PROVIDED RECORDS ->
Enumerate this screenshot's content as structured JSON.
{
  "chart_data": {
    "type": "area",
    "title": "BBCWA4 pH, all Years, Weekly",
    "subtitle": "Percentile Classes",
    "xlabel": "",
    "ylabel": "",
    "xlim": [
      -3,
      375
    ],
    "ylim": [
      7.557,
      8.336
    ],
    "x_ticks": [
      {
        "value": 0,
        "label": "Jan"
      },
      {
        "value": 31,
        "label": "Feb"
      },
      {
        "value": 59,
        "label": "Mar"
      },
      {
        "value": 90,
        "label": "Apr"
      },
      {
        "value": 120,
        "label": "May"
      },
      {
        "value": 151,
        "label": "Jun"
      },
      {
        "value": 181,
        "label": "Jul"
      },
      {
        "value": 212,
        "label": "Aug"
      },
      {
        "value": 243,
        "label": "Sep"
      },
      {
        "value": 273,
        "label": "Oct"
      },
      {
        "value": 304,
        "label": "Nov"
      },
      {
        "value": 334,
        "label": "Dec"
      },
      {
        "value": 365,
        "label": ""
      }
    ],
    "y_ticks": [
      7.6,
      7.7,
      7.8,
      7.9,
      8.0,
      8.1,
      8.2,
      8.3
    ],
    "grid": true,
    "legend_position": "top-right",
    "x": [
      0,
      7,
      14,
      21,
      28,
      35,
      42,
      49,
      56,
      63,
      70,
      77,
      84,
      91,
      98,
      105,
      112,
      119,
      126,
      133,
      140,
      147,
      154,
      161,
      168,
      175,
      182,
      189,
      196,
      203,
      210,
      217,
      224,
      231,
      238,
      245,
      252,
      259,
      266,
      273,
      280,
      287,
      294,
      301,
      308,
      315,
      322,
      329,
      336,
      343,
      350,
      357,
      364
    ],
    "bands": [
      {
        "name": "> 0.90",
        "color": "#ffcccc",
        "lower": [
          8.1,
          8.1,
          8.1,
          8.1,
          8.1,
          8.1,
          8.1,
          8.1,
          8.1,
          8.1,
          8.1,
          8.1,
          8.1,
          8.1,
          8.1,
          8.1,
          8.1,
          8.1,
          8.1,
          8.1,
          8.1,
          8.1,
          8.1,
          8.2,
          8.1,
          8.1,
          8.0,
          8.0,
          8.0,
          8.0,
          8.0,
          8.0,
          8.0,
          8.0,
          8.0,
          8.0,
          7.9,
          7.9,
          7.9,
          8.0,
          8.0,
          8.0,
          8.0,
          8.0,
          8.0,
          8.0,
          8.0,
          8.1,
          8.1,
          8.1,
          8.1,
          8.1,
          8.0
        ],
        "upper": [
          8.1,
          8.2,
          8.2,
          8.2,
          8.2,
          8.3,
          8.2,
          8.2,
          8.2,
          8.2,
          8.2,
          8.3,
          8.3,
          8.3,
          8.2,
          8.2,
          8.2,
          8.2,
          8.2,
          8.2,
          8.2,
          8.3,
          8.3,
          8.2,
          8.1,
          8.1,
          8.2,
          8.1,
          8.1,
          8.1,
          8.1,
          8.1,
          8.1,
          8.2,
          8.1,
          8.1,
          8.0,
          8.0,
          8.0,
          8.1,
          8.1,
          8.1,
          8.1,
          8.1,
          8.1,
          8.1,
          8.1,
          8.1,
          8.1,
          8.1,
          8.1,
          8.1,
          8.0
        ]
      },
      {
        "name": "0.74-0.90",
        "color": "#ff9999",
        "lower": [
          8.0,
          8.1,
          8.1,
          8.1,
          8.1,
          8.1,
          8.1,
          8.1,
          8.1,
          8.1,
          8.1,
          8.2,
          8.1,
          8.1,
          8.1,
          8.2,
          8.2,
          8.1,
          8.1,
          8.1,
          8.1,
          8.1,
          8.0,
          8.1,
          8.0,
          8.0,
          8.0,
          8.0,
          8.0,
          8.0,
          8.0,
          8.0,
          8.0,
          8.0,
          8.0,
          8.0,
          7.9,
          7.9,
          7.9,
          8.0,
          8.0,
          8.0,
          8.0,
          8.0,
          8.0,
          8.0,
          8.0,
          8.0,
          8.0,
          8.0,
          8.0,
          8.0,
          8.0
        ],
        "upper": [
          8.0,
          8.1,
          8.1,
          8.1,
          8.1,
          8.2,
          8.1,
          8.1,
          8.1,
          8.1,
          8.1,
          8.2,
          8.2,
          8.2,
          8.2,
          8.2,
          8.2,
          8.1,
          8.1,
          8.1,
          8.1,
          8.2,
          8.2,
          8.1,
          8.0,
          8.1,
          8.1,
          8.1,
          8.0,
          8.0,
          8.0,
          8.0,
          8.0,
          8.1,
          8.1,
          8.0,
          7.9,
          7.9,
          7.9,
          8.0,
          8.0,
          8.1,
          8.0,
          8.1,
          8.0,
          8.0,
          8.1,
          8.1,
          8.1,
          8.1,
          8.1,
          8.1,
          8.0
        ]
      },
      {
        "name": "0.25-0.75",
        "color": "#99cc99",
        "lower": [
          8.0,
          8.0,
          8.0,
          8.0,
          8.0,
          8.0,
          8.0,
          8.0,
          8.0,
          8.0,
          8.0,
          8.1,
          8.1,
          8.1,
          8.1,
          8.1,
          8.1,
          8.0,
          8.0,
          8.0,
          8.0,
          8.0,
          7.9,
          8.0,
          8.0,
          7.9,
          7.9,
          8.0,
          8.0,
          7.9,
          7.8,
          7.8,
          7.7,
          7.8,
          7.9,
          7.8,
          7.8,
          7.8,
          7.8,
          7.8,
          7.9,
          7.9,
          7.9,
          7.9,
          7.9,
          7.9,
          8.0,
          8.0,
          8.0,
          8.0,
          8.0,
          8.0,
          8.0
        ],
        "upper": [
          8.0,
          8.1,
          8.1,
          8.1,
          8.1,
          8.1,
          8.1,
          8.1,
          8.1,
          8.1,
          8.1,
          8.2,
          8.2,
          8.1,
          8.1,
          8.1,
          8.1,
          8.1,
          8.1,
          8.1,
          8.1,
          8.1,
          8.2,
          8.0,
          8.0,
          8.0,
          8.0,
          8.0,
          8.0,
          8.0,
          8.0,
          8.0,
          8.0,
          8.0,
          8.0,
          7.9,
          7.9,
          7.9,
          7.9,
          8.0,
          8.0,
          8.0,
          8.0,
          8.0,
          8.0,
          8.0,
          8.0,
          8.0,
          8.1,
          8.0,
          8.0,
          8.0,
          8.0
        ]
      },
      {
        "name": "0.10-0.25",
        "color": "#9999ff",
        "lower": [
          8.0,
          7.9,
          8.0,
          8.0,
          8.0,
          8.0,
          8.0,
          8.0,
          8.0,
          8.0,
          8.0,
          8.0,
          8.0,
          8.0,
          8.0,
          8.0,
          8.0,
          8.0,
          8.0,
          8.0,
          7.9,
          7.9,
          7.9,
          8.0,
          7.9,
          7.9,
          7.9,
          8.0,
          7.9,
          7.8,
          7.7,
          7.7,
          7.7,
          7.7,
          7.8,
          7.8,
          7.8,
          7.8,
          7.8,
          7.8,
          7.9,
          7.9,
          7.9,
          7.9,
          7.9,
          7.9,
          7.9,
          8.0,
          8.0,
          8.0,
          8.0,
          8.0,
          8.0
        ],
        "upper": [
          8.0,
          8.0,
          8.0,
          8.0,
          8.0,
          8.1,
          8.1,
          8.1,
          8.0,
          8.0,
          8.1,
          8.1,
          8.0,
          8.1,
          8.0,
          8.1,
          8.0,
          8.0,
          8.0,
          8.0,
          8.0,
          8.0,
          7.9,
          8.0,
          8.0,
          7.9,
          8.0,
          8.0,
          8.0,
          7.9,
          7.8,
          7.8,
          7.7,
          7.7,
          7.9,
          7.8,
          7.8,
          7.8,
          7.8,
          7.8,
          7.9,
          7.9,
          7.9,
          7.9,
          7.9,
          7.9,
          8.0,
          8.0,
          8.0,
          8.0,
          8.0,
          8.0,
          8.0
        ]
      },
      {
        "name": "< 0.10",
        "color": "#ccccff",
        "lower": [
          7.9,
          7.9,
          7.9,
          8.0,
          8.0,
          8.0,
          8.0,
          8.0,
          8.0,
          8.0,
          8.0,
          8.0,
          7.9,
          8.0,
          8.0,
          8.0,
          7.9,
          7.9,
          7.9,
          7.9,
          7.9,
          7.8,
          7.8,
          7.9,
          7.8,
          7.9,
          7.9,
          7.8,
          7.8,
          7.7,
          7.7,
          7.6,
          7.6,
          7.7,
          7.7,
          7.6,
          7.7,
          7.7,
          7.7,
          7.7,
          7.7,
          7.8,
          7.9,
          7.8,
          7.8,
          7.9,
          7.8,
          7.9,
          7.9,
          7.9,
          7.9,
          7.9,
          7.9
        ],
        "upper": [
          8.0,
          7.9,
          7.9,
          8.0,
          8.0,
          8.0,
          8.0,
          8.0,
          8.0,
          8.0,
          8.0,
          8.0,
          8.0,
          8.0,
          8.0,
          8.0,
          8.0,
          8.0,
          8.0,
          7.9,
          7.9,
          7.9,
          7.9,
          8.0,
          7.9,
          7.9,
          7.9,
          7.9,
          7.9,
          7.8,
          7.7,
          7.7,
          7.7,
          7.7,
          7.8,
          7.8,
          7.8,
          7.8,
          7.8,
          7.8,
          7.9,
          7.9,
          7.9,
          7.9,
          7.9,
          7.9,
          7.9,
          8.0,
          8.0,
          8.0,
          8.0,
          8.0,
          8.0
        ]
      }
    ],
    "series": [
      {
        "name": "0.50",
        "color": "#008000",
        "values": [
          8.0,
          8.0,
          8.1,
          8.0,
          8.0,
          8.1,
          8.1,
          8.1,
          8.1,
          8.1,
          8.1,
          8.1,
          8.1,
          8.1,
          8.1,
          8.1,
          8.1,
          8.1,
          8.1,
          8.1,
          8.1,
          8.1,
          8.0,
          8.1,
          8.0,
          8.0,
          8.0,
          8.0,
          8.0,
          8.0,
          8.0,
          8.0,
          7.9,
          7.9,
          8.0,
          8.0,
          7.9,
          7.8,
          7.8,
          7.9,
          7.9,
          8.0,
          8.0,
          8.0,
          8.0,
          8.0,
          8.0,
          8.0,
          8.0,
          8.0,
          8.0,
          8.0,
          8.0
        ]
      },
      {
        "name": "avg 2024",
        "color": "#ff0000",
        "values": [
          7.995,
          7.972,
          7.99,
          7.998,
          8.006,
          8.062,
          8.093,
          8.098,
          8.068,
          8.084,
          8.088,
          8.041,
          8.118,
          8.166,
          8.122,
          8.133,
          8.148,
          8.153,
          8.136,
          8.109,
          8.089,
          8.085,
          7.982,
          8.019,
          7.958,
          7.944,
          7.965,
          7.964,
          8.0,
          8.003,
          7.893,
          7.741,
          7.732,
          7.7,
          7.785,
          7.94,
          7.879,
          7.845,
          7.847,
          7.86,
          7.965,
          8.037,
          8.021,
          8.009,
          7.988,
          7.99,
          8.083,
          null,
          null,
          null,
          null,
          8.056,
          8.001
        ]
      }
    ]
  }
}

WORK REQUIRED -> Count the lines in the records above that contain the word "name", and give only that number.

WRITTEN ANSWER -> 7